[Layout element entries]
* start *

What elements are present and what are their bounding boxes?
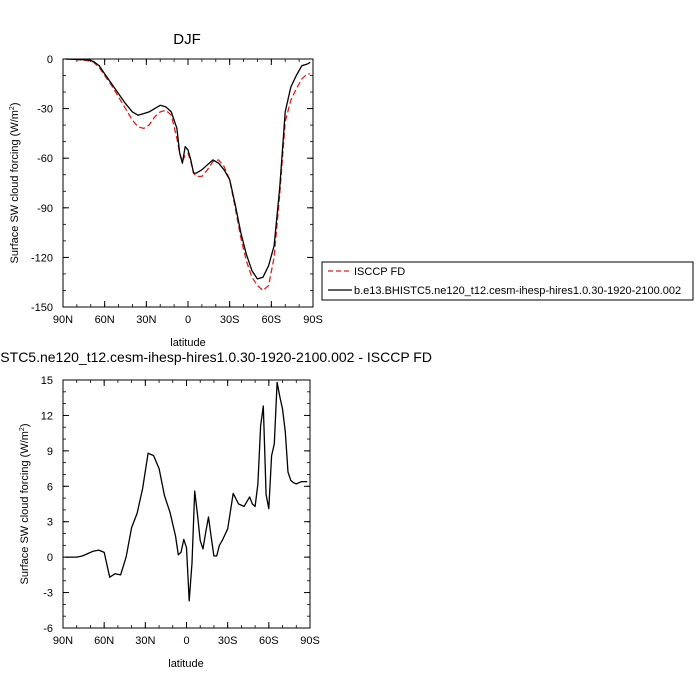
bottom-y-tick-label: -3 xyxy=(43,588,53,600)
bottom-y-tick-label: 15 xyxy=(41,375,53,387)
bottom-y-tick-label: 3 xyxy=(47,517,53,529)
top-chart-title: DJF xyxy=(173,31,201,48)
bottom-x-tick-label: 30S xyxy=(218,635,238,647)
top-x-tick-label: 30N xyxy=(136,314,156,326)
legend-label-isccp: ISCCP FD xyxy=(354,266,405,278)
top-chart-xlabel: latitude xyxy=(170,337,205,349)
bottom-chart-title: b.e13.BHISTC5.ne120_t12.cesm-ihesp-hires… xyxy=(0,349,432,365)
top-y-tick-label: -90 xyxy=(37,203,53,215)
bottom-chart-frame xyxy=(62,379,311,629)
bottom-chart: b.e13.BHISTC5.ne120_t12.cesm-ihesp-hires… xyxy=(0,349,432,670)
bottom-chart-series xyxy=(65,381,308,602)
bottom-y-tick-label: 12 xyxy=(41,410,53,422)
top-chart-frame xyxy=(62,58,314,308)
bottom-x-tick-label: 30N xyxy=(135,635,155,647)
top-x-tick-label: 90N xyxy=(53,314,73,326)
bottom-y-tick-label: -6 xyxy=(43,623,53,635)
top-chart-ylabel: Surface SW cloud forcing (W/m2) xyxy=(9,102,21,263)
bottom-x-tick-label: 60S xyxy=(259,635,279,647)
bottom-chart-ylabel: Surface SW cloud forcing (W/m2) xyxy=(19,423,31,584)
top-chart-series xyxy=(65,58,311,292)
top-y-tick-label: 0 xyxy=(47,54,53,66)
bottom-x-tick-label: 0 xyxy=(183,635,189,647)
bottom-y-tick-label: 6 xyxy=(47,481,53,493)
top-y-tick-label: -30 xyxy=(37,104,53,116)
bottom-series-line-0 xyxy=(65,381,308,602)
bottom-x-tick-label: 90N xyxy=(53,635,73,647)
top-y-tick-label: -150 xyxy=(31,302,53,314)
legend-box xyxy=(321,261,694,301)
top-y-tick-label: -120 xyxy=(31,252,53,264)
top-x-tick-label: 90S xyxy=(303,314,323,326)
bottom-chart-xlabel: latitude xyxy=(168,658,203,670)
bottom-x-tick-label: 90S xyxy=(300,635,320,647)
bottom-y-tick-label: 9 xyxy=(47,446,53,458)
legend: ISCCP FD b.e13.BHISTC5.ne120_t12.cesm-ih… xyxy=(321,261,694,301)
top-x-tick-label: 60S xyxy=(262,314,282,326)
top-series-line-1 xyxy=(65,58,311,280)
top-x-tick-label: 60N xyxy=(95,314,115,326)
bottom-x-tick-label: 60N xyxy=(94,635,114,647)
top-series-line-0 xyxy=(65,58,311,292)
legend-label-model: b.e13.BHISTC5.ne120_t12.cesm-ihesp-hires… xyxy=(354,285,681,297)
top-y-tick-label: -60 xyxy=(37,153,53,165)
top-x-tick-label: 30S xyxy=(220,314,240,326)
top-x-tick-label: 0 xyxy=(185,314,191,326)
bottom-y-tick-label: 0 xyxy=(47,552,53,564)
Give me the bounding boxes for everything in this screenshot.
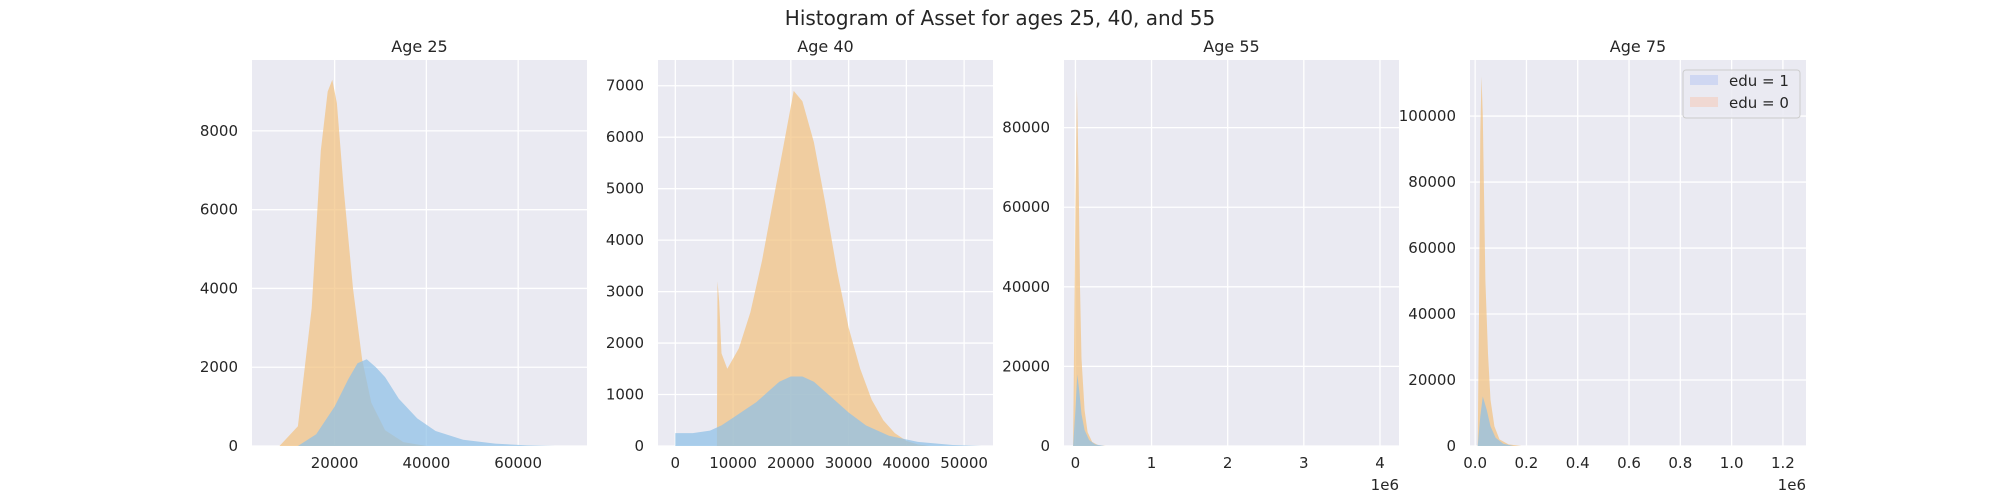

* end *

- [Instructions to follow] Give every line of the data above as a numbered list, skipping blank lines. Leave the pictures out.

- [Answer to this exercise]
1. What elements are present and what are their bounding boxes?
2. bottom-y-tick-label: -3 xyxy=(43,588,53,600)
3. bottom-y-tick-label: 15 xyxy=(41,375,53,387)
4. bottom-y-tick-label: 3 xyxy=(47,517,53,529)
5. top-chart-title: DJF xyxy=(173,31,201,48)
6. bottom-x-tick-label: 30S xyxy=(218,635,238,647)
7. top-x-tick-label: 30N xyxy=(136,314,156,326)
8. legend-label-isccp: ISCCP FD xyxy=(354,266,405,278)
9. top-chart-xlabel: latitude xyxy=(170,337,205,349)
10. bottom-chart-title: b.e13.BHISTC5.ne120_t12.cesm-ihesp-hires… xyxy=(0,349,432,365)
11. top-y-tick-label: -90 xyxy=(37,203,53,215)
12. bottom-chart-frame xyxy=(62,379,311,629)
13. bottom-chart: b.e13.BHISTC5.ne120_t12.cesm-ihesp-hires… xyxy=(0,349,432,670)
14. bottom-chart-series xyxy=(65,381,308,602)
15. bottom-y-tick-label: 12 xyxy=(41,410,53,422)
16. top-chart-frame xyxy=(62,58,314,308)
17. bottom-x-tick-label: 30N xyxy=(135,635,155,647)
18. top-x-tick-label: 90N xyxy=(53,314,73,326)
19. bottom-y-tick-label: -6 xyxy=(43,623,53,635)
20. top-chart-ylabel: Surface SW cloud forcing (W/m2) xyxy=(9,102,21,263)
21. bottom-x-tick-label: 60S xyxy=(259,635,279,647)
22. bottom-chart-ylabel: Surface SW cloud forcing (W/m2) xyxy=(19,423,31,584)
23. top-chart-series xyxy=(65,58,311,292)
24. top-y-tick-label: 0 xyxy=(47,54,53,66)
25. bottom-x-tick-label: 0 xyxy=(183,635,189,647)
26. bottom-y-tick-label: 6 xyxy=(47,481,53,493)
27. top-y-tick-label: -30 xyxy=(37,104,53,116)
28. bottom-series-line-0 xyxy=(65,381,308,602)
29. bottom-x-tick-label: 90N xyxy=(53,635,73,647)
30. top-y-tick-label: -150 xyxy=(31,302,53,314)
31. legend-box xyxy=(321,261,694,301)
32. top-y-tick-label: -120 xyxy=(31,252,53,264)
33. top-x-tick-label: 90S xyxy=(303,314,323,326)
34. bottom-chart-xlabel: latitude xyxy=(168,658,203,670)
35. bottom-x-tick-label: 90S xyxy=(300,635,320,647)
36. bottom-y-tick-label: 9 xyxy=(47,446,53,458)
37. legend: ISCCP FD b.e13.BHISTC5.ne120_t12.cesm-ih… xyxy=(321,261,694,301)
38. top-x-tick-label: 60S xyxy=(262,314,282,326)
39. top-series-line-1 xyxy=(65,58,311,280)
40. top-x-tick-label: 60N xyxy=(95,314,115,326)
41. bottom-x-tick-label: 60N xyxy=(94,635,114,647)
42. top-series-line-0 xyxy=(65,58,311,292)
43. legend-label-model: b.e13.BHISTC5.ne120_t12.cesm-ihesp-hires… xyxy=(354,285,681,297)
44. top-y-tick-label: -60 xyxy=(37,153,53,165)
45. top-x-tick-label: 30S xyxy=(220,314,240,326)
46. top-x-tick-label: 0 xyxy=(185,314,191,326)
47. bottom-y-tick-label: 0 xyxy=(47,552,53,564)
48. Give me the bounding boxes for everything in this screenshot.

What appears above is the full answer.